Produce an exact copy of the lines from the line that contains "Transcribe the text in this document." to the end of the listing below.

## Begin Provided entries

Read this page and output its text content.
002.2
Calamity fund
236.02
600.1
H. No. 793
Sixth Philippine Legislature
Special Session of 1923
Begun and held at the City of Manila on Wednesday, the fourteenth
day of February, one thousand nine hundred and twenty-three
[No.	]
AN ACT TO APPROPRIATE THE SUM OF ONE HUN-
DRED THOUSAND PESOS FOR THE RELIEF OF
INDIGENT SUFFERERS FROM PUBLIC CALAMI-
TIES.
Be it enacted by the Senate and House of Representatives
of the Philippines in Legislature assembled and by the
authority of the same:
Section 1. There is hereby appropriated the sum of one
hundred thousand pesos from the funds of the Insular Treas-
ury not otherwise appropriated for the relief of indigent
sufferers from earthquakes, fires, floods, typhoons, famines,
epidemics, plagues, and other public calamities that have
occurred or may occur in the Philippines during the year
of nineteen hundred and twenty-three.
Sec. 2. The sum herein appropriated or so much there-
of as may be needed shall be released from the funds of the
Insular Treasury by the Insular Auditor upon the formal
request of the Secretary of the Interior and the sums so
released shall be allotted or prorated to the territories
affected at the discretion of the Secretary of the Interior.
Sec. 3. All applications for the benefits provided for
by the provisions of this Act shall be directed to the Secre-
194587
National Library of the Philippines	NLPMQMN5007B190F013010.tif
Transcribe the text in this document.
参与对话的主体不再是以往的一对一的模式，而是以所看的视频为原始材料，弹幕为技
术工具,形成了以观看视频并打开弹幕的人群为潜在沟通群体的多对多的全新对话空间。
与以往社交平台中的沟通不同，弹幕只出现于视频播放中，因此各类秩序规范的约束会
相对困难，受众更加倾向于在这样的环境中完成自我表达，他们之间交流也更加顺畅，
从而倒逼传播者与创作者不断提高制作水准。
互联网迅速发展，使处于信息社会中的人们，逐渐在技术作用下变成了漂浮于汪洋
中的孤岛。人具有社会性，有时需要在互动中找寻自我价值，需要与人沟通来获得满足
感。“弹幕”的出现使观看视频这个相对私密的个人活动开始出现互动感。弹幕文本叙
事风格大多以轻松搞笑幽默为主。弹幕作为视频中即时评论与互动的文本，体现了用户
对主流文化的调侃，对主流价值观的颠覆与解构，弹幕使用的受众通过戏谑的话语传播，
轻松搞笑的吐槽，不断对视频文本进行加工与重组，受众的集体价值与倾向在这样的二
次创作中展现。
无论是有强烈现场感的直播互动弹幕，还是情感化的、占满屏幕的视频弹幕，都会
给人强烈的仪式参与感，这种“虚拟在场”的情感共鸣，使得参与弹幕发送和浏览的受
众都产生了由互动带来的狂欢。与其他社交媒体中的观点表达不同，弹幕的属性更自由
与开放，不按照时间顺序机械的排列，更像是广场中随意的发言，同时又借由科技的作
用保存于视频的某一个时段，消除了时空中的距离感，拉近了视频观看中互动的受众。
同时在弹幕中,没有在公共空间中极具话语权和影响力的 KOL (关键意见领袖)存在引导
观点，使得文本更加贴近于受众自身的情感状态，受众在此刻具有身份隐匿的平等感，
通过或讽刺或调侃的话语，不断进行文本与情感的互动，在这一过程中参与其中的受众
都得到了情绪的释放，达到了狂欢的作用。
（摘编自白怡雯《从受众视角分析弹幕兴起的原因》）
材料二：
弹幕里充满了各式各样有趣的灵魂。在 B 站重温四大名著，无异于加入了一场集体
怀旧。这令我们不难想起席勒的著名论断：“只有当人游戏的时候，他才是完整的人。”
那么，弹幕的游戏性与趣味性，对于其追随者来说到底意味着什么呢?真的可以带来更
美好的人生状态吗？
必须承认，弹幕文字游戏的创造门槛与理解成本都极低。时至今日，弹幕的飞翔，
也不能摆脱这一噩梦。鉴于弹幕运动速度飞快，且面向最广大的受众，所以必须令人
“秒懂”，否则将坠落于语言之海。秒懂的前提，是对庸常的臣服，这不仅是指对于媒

## End Provided entries

Written reply →
Transcribe the text in this document.
参与对话的主体不再是以往的一对一的模式，而是以所看的视频为原始材料，弹幕为技
术工具,形成了以观看视频并打开弹幕的人群为潜在沟通群体的多对多的全新对话空间。
与以往社交平台中的沟通不同，弹幕只出现于视频播放中，因此各类秩序规范的约束会
相对困难，受众更加倾向于在这样的环境中完成自我表达，他们之间交流也更加顺畅，
从而倒逼传播者与创作者不断提高制作水准。
互联网迅速发展，使处于信息社会中的人们，逐渐在技术作用下变成了漂浮于汪洋
中的孤岛。人具有社会性，有时需要在互动中找寻自我价值，需要与人沟通来获得满足
感。“弹幕”的出现使观看视频这个相对私密的个人活动开始出现互动感。弹幕文本叙
事风格大多以轻松搞笑幽默为主。弹幕作为视频中即时评论与互动的文本，体现了用户
对主流文化的调侃，对主流价值观的颠覆与解构，弹幕使用的受众通过戏谑的话语传播，
轻松搞笑的吐槽，不断对视频文本进行加工与重组，受众的集体价值与倾向在这样的二
次创作中展现。
无论是有强烈现场感的直播互动弹幕，还是情感化的、占满屏幕的视频弹幕，都会
给人强烈的仪式参与感，这种“虚拟在场”的情感共鸣，使得参与弹幕发送和浏览的受
众都产生了由互动带来的狂欢。与其他社交媒体中的观点表达不同，弹幕的属性更自由
与开放，不按照时间顺序机械的排列，更像是广场中随意的发言，同时又借由科技的作
用保存于视频的某一个时段，消除了时空中的距离感，拉近了视频观看中互动的受众。
同时在弹幕中,没有在公共空间中极具话语权和影响力的 KOL (关键意见领袖)存在引导
观点，使得文本更加贴近于受众自身的情感状态，受众在此刻具有身份隐匿的平等感，
通过或讽刺或调侃的话语，不断进行文本与情感的互动，在这一过程中参与其中的受众
都得到了情绪的释放，达到了狂欢的作用。
（摘编自白怡雯《从受众视角分析弹幕兴起的原因》）
材料二：
弹幕里充满了各式各样有趣的灵魂。在 B 站重温四大名著，无异于加入了一场集体
怀旧。这令我们不难想起席勒的著名论断：“只有当人游戏的时候，他才是完整的人。”
那么，弹幕的游戏性与趣味性，对于其追随者来说到底意味着什么呢?真的可以带来更
美好的人生状态吗？
必须承认，弹幕文字游戏的创造门槛与理解成本都极低。时至今日，弹幕的飞翔，
也不能摆脱这一噩梦。鉴于弹幕运动速度飞快，且面向最广大的受众，所以必须令人
“秒懂”，否则将坠落于语言之海。秒懂的前提，是对庸常的臣服，这不仅是指对于媒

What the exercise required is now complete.